What you are asked to do: In the data below, find each line containing the string "canal" and return it.

>>

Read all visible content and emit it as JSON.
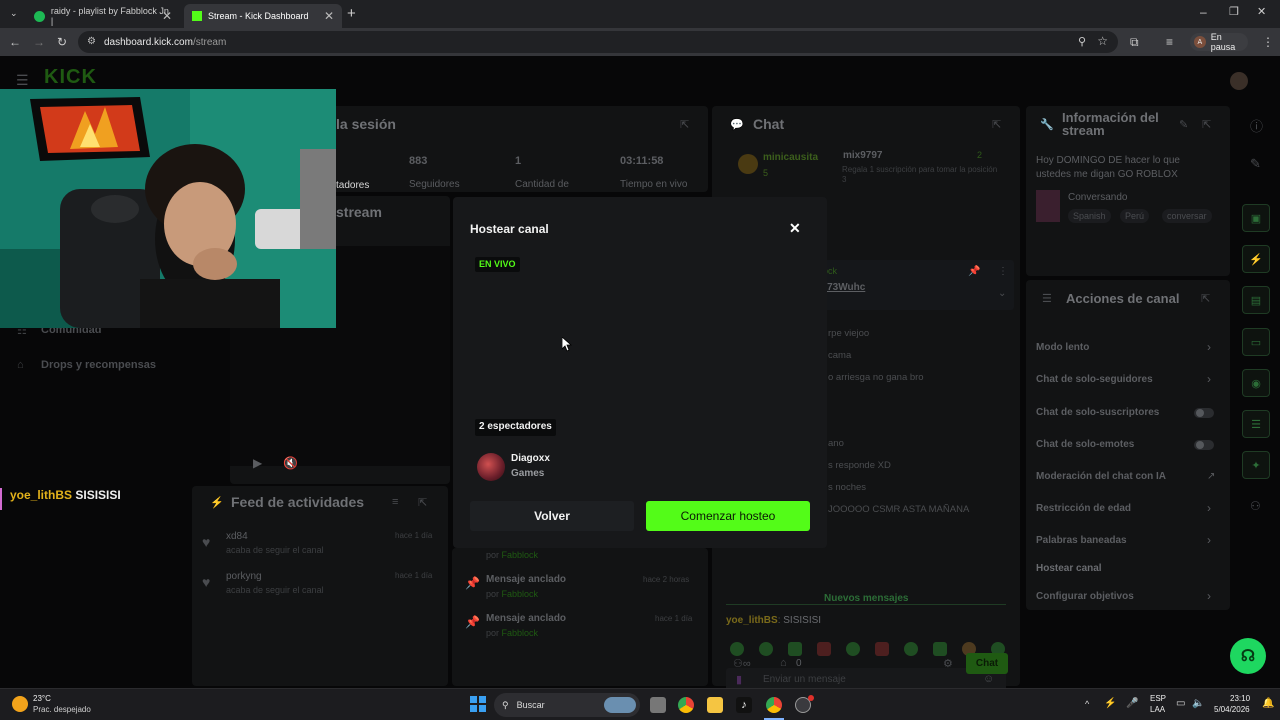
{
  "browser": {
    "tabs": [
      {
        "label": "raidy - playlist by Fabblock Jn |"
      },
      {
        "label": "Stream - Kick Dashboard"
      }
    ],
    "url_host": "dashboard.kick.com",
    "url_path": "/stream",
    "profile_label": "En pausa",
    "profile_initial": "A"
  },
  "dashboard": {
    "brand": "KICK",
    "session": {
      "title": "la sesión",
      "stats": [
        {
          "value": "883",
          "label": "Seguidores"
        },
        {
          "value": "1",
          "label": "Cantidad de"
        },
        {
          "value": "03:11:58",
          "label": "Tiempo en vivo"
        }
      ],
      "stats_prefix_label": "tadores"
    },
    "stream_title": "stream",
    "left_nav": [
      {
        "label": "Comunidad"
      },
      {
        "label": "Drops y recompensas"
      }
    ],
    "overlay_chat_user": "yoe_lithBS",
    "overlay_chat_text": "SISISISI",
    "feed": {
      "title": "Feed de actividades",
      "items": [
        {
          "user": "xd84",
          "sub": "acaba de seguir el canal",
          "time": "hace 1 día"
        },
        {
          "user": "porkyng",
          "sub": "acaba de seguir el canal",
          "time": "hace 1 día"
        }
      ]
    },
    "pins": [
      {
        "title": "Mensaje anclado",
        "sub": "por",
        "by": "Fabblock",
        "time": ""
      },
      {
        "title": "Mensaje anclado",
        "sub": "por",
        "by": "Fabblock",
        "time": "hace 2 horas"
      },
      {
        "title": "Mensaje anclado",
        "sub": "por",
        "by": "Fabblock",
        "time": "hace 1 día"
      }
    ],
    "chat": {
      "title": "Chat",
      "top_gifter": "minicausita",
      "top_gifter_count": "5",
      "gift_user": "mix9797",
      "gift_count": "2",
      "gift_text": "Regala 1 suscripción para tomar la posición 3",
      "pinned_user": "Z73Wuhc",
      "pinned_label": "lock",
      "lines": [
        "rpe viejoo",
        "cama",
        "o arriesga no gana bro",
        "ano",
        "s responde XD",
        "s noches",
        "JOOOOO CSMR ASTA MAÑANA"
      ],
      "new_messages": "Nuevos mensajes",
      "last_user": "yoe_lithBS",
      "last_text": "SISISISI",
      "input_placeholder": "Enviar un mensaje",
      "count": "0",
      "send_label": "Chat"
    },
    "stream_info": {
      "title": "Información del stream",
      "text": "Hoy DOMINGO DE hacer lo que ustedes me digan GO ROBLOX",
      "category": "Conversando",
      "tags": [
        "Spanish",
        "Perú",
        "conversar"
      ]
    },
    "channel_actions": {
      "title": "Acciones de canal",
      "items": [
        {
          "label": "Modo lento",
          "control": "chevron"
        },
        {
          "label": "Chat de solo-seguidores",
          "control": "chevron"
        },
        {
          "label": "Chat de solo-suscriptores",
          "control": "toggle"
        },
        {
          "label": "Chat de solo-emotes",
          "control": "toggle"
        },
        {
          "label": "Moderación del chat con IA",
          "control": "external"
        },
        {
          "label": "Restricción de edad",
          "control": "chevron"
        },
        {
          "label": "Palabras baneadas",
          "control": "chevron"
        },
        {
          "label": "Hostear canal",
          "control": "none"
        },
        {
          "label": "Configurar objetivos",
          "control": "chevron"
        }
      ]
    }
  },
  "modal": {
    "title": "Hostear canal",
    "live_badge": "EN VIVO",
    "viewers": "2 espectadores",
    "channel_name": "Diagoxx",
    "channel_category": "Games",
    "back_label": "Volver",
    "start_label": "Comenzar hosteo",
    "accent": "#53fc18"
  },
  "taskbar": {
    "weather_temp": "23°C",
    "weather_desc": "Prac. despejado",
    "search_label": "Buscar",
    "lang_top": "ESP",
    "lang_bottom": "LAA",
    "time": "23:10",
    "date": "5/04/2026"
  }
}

<<

Right answer:
          "sub": "acaba de seguir el canal",
          "sub": "acaba de seguir el canal",
      "title": "Acciones de canal",
          "label": "Hostear canal",
    "title": "Hostear canal",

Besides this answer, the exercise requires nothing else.